-- Document text follows --

= Eppie's Great Race =

Race in Sacramento, California, United States

Eppie's Great Race was a multisport race held each summer in the Sacramento metropolitan area. It was founded by restaurateur/entrepreneur Eppie G. Johnson in 1974. Participants included elite athletes, fitness enthusiasts, average runners, and families who complete the race within 1.5 to 4.5 hours.

Also known as "The Great Race", "The World's Oldest Triathlon" and the "No-Swim Triathlon", it features a 5.82-mile run, 12.5-mile bike and 6.35-mile paddle held along the scenic American River Parkway in Rancho Cordova and Sacramento, California. The event started at Riverbend Park (formerly Goethe Park), along the American River Bike Trail, and was relayed at the Guy West Bridge at Sacramento State. From there, participants either tagged as a relay to a cyclist, or picked up their bike, and headed upstream to Sunrise Blvd, where they either relayed or canoed back to Riverbend Park. The event attracted more than 2000 participants each year with 26 divisions and was the largest paddling event in the continental United States. Participants came from all over the world, with the farthest competitor coming from Hong Kong in 2011.

-- Document text concluded --

Work task:
Can you write out the Eppie's Great Race text starting with "Race in Sacramento, California, United" and going on through "to 4.5 hours."? Rely only on the Eppie's Great Race text.

-- Raw data follows --

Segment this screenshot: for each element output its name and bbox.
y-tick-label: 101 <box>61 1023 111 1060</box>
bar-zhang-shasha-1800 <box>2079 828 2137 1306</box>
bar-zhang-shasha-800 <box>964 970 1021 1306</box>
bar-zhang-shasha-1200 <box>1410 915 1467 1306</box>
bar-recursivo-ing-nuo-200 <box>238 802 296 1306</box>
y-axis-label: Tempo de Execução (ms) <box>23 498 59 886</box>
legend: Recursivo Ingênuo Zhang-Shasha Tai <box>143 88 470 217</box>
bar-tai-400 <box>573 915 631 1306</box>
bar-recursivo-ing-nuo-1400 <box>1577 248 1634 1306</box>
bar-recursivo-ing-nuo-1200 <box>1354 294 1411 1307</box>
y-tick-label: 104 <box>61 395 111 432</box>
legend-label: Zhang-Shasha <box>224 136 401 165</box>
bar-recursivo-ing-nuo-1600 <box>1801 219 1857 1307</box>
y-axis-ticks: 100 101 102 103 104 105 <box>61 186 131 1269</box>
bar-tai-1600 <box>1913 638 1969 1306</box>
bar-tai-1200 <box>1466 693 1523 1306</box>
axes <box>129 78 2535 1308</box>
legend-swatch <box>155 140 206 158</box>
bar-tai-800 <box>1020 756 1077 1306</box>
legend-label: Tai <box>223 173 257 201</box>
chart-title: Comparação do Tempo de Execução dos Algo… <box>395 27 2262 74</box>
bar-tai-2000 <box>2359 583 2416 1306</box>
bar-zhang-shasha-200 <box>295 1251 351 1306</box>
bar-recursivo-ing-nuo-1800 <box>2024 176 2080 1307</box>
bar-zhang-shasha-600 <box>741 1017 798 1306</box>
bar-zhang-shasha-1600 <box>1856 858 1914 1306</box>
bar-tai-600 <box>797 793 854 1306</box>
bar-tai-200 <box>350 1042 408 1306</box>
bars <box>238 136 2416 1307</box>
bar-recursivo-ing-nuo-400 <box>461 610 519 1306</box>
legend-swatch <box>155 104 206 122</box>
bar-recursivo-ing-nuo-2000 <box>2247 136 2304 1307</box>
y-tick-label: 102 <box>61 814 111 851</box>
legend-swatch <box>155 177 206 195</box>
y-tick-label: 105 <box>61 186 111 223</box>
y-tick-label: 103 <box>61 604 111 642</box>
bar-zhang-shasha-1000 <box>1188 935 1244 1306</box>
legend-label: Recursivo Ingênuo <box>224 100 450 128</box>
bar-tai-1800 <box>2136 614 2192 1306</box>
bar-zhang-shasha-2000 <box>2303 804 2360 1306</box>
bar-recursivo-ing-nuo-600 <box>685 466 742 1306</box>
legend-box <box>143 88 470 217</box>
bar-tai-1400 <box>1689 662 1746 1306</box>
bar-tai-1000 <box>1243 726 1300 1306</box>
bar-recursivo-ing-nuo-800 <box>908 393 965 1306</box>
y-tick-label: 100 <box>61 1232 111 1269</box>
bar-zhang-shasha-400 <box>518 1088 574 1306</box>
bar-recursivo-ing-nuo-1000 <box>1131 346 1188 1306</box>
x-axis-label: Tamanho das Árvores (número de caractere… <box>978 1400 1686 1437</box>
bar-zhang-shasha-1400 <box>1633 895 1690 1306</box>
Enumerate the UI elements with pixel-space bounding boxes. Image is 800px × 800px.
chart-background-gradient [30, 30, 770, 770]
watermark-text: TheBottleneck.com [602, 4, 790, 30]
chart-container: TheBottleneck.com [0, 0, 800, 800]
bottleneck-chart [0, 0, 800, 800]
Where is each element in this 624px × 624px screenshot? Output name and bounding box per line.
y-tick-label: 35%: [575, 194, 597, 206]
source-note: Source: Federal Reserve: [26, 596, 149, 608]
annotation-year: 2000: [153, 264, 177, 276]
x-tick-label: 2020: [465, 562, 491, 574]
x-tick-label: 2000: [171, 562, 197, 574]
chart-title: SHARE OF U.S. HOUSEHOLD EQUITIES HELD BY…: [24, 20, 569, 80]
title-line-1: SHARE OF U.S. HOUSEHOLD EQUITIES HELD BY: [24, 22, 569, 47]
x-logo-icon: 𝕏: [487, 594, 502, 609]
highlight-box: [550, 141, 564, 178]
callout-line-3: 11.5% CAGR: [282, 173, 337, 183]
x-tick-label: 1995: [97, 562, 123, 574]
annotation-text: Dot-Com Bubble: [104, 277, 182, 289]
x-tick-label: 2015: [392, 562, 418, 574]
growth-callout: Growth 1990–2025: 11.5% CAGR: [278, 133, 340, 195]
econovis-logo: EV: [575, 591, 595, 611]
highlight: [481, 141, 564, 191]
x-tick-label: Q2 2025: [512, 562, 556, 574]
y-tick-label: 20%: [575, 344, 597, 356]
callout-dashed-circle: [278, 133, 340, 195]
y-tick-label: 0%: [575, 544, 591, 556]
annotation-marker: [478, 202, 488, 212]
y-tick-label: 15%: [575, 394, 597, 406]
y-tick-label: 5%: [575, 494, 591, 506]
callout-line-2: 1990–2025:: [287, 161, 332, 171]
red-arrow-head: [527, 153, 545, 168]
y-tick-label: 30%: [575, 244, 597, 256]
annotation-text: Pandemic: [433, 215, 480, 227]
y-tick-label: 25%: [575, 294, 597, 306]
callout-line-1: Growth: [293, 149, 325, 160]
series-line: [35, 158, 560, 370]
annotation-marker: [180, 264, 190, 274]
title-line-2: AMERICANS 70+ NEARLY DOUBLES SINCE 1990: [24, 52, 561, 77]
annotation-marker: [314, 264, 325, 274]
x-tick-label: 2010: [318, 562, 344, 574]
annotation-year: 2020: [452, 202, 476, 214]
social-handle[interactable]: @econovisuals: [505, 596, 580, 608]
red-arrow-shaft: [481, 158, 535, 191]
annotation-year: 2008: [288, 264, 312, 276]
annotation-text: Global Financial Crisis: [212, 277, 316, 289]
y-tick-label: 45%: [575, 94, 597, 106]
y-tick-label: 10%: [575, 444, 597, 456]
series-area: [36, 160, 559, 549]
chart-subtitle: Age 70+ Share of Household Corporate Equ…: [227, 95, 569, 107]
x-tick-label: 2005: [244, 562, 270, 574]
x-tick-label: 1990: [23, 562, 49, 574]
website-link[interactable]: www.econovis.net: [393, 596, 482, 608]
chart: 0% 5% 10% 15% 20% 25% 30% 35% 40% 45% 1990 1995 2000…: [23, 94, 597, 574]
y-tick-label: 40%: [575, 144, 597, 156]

-- Raw data concluded --

Answer space:
Race in Sacramento, California, United States

Eppie's Great Race was a multisport race held each summer in the Sacramento metropolitan area. It was founded by restaurateur/entrepreneur Eppie G. Johnson in 1974. Participants included elite athletes, fitness enthusiasts, average runners, and families who complete the race within 1.5 to 4.5 hours.